→ **EXERCISE OBJECTIVE**
Will you write out the data exactly, excluding every picture?

+ + + + +

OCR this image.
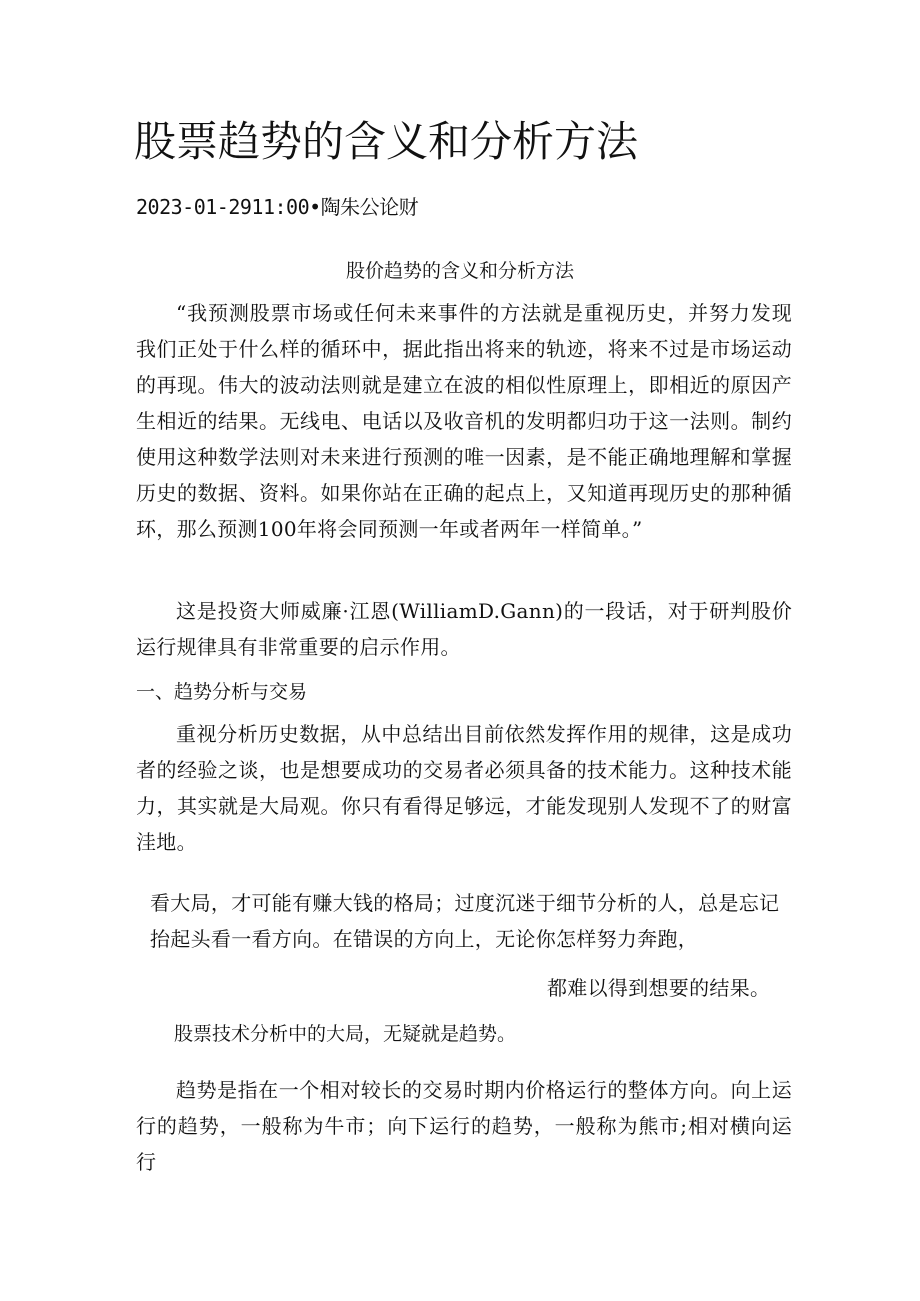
股票趋势的含义和分析方法
2023-01-2911:00•陶朱公论财
股价趋势的含义和分析方法
“我预测股票市场或任何未来事件的方法就是重视历史，并努力发现我们正处于什么样的循环中，据此指出将来的轨迹，将来不过是市场运动的再现。伟大的波动法则就是建立在波的相似性原理上，即相近的原因产生相近的结果。无线电、电话以及收音机的发明都归功于这一法则。制约使用这种数学法则对未来进行预测的唯一因素，是不能正确地理解和掌握历史的数据、资料。如果你站在正确的起点上，又知道再现历史的那种循环，那么预测100年将会同预测一年或者两年一样简单。”
这是投资大师威廉·江恩(WilliamD.Gann)的一段话，对于研判股价运行规律具有非常重要的启示作用。
一、趋势分析与交易
重视分析历史数据，从中总结出目前依然发挥作用的规律，这是成功者的经验之谈，也是想要成功的交易者必须具备的技术能力。这种技术能力，其实就是大局观。你只有看得足够远，才能发现别人发现不了的财富洼地。
看大局，才可能有赚大钱的格局；过度沉迷于细节分析的人，总是忘记抬起头看一看方向。在错误的方向上，无论你怎样努力奔跑，
都难以得到想要的结果。
股票技术分析中的大局，无疑就是趋势。
趋势是指在一个相对较长的交易时期内价格运行的整体方向。向上运行的趋势，一般称为牛市；向下运行的趋势，一般称为熊市;相对横向运行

+ + + + +

→ **ANSWER TO THE PROBLEM**
OCR this image.
股票趋势的含义和分析方法
2023-01-2911:00•陶朱公论财
股价趋势的含义和分析方法
“我预测股票市场或任何未来事件的方法就是重视历史，并努力发现我们正处于什么样的循环中，据此指出将来的轨迹，将来不过是市场运动的再现。伟大的波动法则就是建立在波的相似性原理上，即相近的原因产生相近的结果。无线电、电话以及收音机的发明都归功于这一法则。制约使用这种数学法则对未来进行预测的唯一因素，是不能正确地理解和掌握历史的数据、资料。如果你站在正确的起点上，又知道再现历史的那种循环，那么预测100年将会同预测一年或者两年一样简单。”
这是投资大师威廉·江恩(WilliamD.Gann)的一段话，对于研判股价运行规律具有非常重要的启示作用。
一、趋势分析与交易
重视分析历史数据，从中总结出目前依然发挥作用的规律，这是成功者的经验之谈，也是想要成功的交易者必须具备的技术能力。这种技术能力，其实就是大局观。你只有看得足够远，才能发现别人发现不了的财富洼地。
看大局，才可能有赚大钱的格局；过度沉迷于细节分析的人，总是忘记抬起头看一看方向。在错误的方向上，无论你怎样努力奔跑，
都难以得到想要的结果。
股票技术分析中的大局，无疑就是趋势。
趋势是指在一个相对较长的交易时期内价格运行的整体方向。向上运行的趋势，一般称为牛市；向下运行的趋势，一般称为熊市;相对横向运行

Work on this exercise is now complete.